EXERCISE GOAL: All lines below must be repeated exactly, with the pictures omitted.

[Records that describe figures]
┄┄┄┄┄┄┄┄┄┄┄┄┄┄┄┄┄┄┄┄

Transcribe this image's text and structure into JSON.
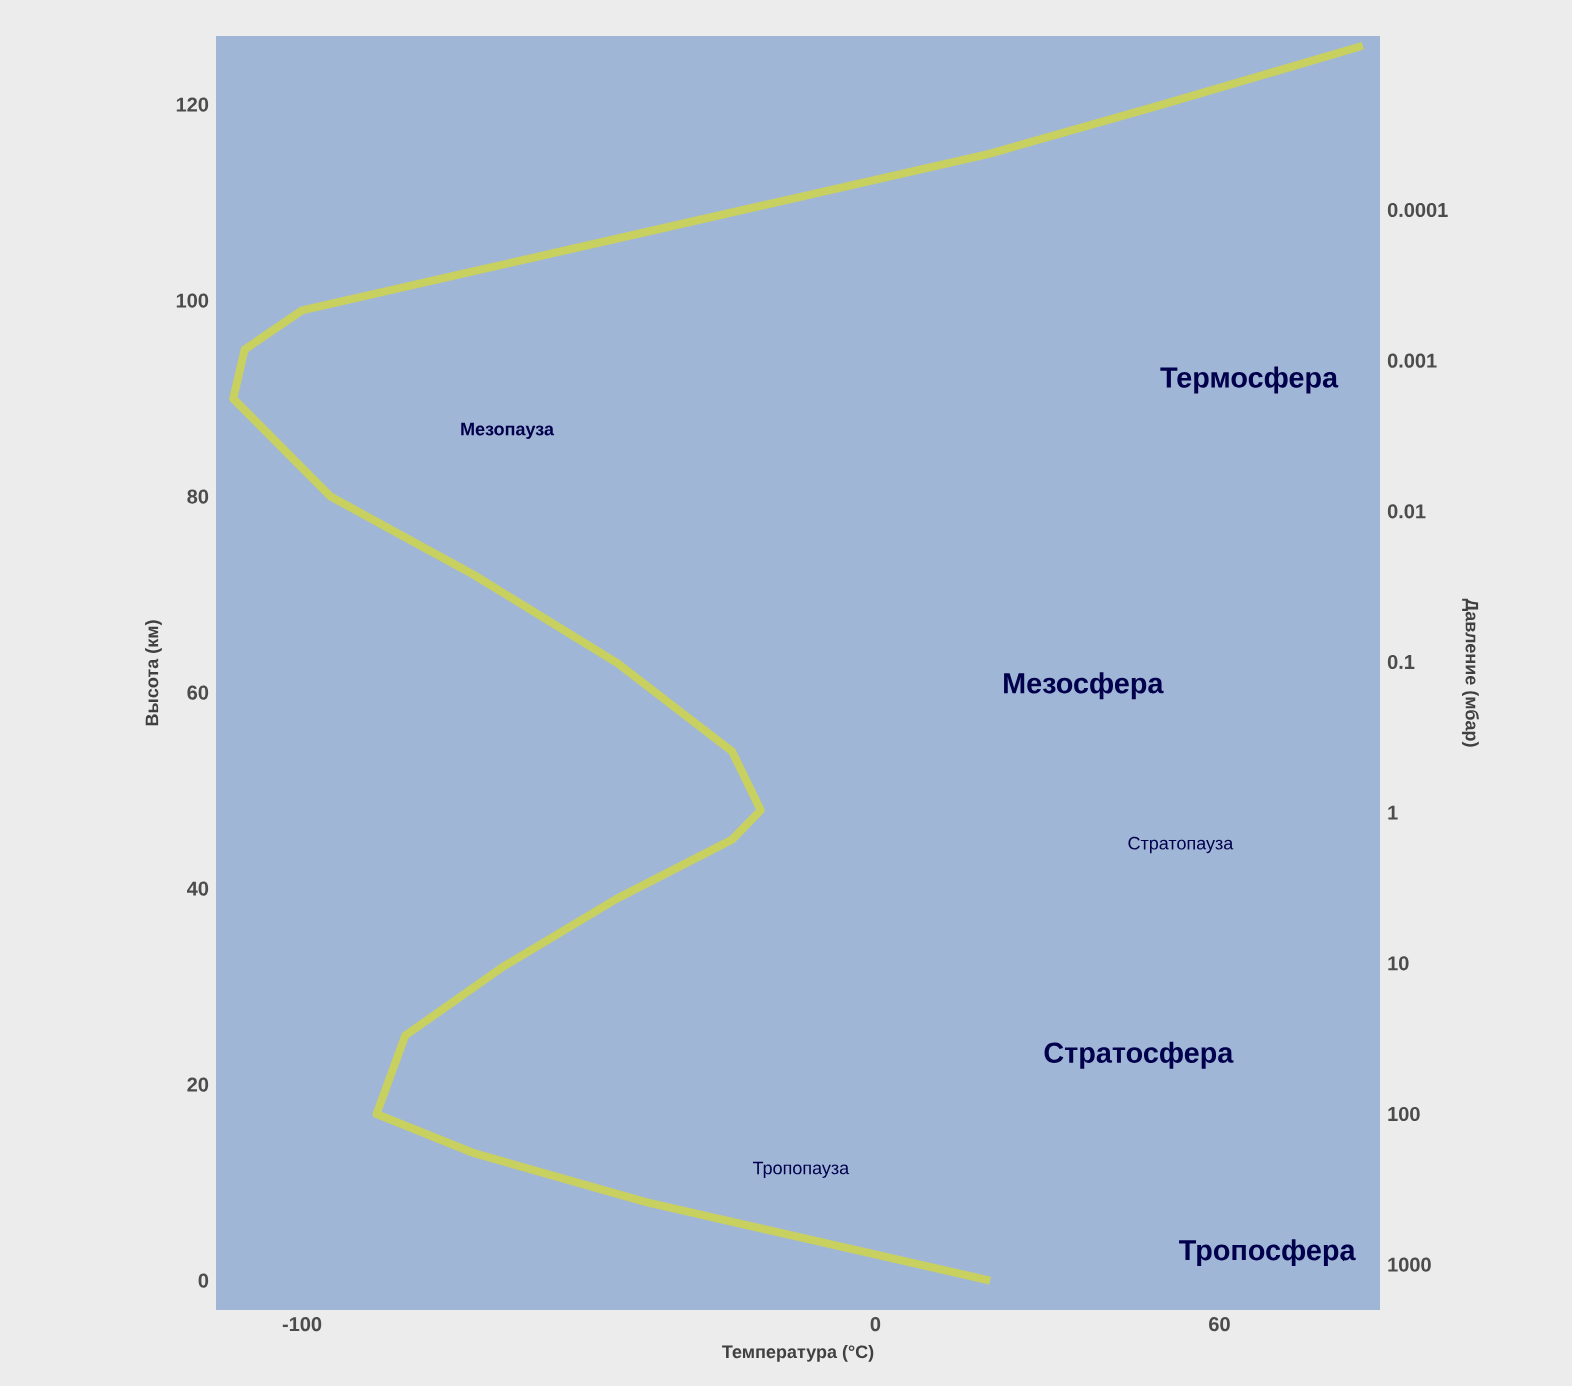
{
  "chart_data": {
    "type": "line",
    "xlabel": "Температура (°C)",
    "ylabel": "Высота (км)",
    "y2label": "Давление (мбар)",
    "series": [
      {
        "color": "#c8d060",
        "x": [
          20,
          -10,
          -40,
          -70,
          -87,
          -82,
          -65,
          -45,
          -25,
          -20,
          -25,
          -45,
          -70,
          -95,
          -112,
          -110,
          -100,
          -70,
          -40,
          -10,
          20,
          50,
          85
        ],
        "values": [
          0,
          4,
          8,
          13,
          17,
          25,
          32,
          39,
          45,
          48,
          54,
          63,
          72,
          80,
          90,
          95,
          99,
          103,
          107,
          111,
          115,
          120,
          126
        ]
      }
    ],
    "xlim": [
      -115,
      88
    ],
    "ylim": [
      -3,
      127
    ],
    "xticks": [
      -100,
      0,
      60
    ],
    "yticks": [
      0,
      20,
      40,
      60,
      80,
      100,
      120
    ],
    "y2lim": [
      2000,
      7e-06
    ],
    "y2ticks": [
      1000,
      100,
      10,
      1,
      0.1,
      0.01,
      0.001,
      0.0001
    ],
    "log": "y2",
    "annotations": [
      "Термосфера",
      "Мезопауза",
      "Мезосфера",
      "Стратопауза",
      "Стратосфера",
      "Тропопауза",
      "Тропосфера"
    ],
    "grid": false,
    "marker": "none",
    "line_style": "solid"
  }
}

┄┄┄┄┄┄┄┄┄┄┄┄┄┄┄┄┄┄┄┄

EXERCISE RESULT:
Transcribe this image's text and structure into JSON.
{
  "chart_data": {
    "type": "line",
    "xlabel": "Температура (°C)",
    "ylabel": "Высота (км)",
    "y2label": "Давление (мбар)",
    "series": [
      {
        "color": "#c8d060",
        "x": [
          20,
          -10,
          -40,
          -70,
          -87,
          -82,
          -65,
          -45,
          -25,
          -20,
          -25,
          -45,
          -70,
          -95,
          -112,
          -110,
          -100,
          -70,
          -40,
          -10,
          20,
          50,
          85
        ],
        "values": [
          0,
          4,
          8,
          13,
          17,
          25,
          32,
          39,
          45,
          48,
          54,
          63,
          72,
          80,
          90,
          95,
          99,
          103,
          107,
          111,
          115,
          120,
          126
        ]
      }
    ],
    "xlim": [
      -115,
      88
    ],
    "ylim": [
      -3,
      127
    ],
    "xticks": [
      -100,
      0,
      60
    ],
    "yticks": [
      0,
      20,
      40,
      60,
      80,
      100,
      120
    ],
    "y2lim": [
      2000,
      7e-06
    ],
    "y2ticks": [
      1000,
      100,
      10,
      1,
      0.1,
      0.01,
      0.001,
      0.0001
    ],
    "log": "y2",
    "annotations": [
      "Термосфера",
      "Мезопауза",
      "Мезосфера",
      "Стратопауза",
      "Стратосфера",
      "Тропопауза",
      "Тропосфера"
    ],
    "grid": false,
    "marker": "none",
    "line_style": "solid"
  }
}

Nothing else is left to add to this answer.